From the listing below, pick out each line with the word "panel".

### MATERIAL ###

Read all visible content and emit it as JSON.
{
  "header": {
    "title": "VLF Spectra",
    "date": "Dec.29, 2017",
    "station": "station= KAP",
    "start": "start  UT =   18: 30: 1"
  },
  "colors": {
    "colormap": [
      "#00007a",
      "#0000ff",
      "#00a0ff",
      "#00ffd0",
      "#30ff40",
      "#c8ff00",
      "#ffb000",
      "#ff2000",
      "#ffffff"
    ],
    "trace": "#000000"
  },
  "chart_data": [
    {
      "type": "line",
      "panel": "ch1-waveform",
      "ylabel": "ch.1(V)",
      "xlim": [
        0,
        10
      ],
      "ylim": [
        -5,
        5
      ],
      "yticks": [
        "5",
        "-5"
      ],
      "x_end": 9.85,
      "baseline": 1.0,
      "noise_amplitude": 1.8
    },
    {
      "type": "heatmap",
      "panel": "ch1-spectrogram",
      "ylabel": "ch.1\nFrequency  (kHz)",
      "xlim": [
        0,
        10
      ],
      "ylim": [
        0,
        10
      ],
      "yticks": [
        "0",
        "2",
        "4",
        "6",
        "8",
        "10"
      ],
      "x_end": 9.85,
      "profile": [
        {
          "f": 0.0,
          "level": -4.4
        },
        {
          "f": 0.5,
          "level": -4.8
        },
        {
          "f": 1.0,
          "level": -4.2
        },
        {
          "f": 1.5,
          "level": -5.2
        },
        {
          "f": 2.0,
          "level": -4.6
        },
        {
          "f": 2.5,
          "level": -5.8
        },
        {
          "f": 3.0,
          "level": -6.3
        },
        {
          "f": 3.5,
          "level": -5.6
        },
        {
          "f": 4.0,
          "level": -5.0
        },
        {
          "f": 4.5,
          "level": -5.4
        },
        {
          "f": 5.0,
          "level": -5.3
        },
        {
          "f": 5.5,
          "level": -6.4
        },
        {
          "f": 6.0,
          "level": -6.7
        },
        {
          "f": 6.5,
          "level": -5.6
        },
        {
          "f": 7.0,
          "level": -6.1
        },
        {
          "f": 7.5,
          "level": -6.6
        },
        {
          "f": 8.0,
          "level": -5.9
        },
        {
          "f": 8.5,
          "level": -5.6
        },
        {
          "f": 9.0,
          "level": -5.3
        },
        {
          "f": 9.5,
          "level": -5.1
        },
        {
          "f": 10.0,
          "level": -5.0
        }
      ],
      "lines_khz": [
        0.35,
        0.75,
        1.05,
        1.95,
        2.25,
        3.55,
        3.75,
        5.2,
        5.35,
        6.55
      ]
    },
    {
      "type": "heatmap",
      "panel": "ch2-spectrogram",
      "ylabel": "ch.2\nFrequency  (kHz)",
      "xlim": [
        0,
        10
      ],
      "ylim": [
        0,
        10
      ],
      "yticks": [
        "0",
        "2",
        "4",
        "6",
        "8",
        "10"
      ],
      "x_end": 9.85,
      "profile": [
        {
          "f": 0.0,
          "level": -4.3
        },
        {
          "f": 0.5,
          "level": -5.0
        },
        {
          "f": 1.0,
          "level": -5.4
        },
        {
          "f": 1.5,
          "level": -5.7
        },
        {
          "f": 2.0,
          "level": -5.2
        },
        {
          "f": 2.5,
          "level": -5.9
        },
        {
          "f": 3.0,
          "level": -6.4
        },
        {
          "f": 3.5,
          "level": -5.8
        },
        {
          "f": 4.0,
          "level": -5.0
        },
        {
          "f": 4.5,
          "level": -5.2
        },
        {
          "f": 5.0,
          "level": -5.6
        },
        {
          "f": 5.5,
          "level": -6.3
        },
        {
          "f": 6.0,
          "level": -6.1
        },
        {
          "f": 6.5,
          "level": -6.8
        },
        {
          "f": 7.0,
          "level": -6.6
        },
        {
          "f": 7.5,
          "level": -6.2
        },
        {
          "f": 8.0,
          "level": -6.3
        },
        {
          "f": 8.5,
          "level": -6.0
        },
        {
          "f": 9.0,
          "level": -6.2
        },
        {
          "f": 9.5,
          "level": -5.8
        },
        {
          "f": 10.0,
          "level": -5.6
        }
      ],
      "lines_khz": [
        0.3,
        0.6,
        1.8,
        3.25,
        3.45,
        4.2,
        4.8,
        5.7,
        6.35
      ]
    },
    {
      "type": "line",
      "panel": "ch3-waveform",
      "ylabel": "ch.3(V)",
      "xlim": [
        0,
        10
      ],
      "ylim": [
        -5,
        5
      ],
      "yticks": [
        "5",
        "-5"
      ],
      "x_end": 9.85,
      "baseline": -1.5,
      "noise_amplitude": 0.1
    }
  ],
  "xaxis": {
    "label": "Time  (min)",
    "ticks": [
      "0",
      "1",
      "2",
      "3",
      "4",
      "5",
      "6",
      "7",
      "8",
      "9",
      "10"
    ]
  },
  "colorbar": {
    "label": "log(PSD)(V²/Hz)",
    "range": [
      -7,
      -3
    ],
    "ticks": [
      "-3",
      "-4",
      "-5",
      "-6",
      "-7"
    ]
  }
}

###

OUTPUT:
      "panel": "ch1-waveform",
      "panel": "ch1-spectrogram",
      "panel": "ch2-spectrogram",
      "panel": "ch3-waveform",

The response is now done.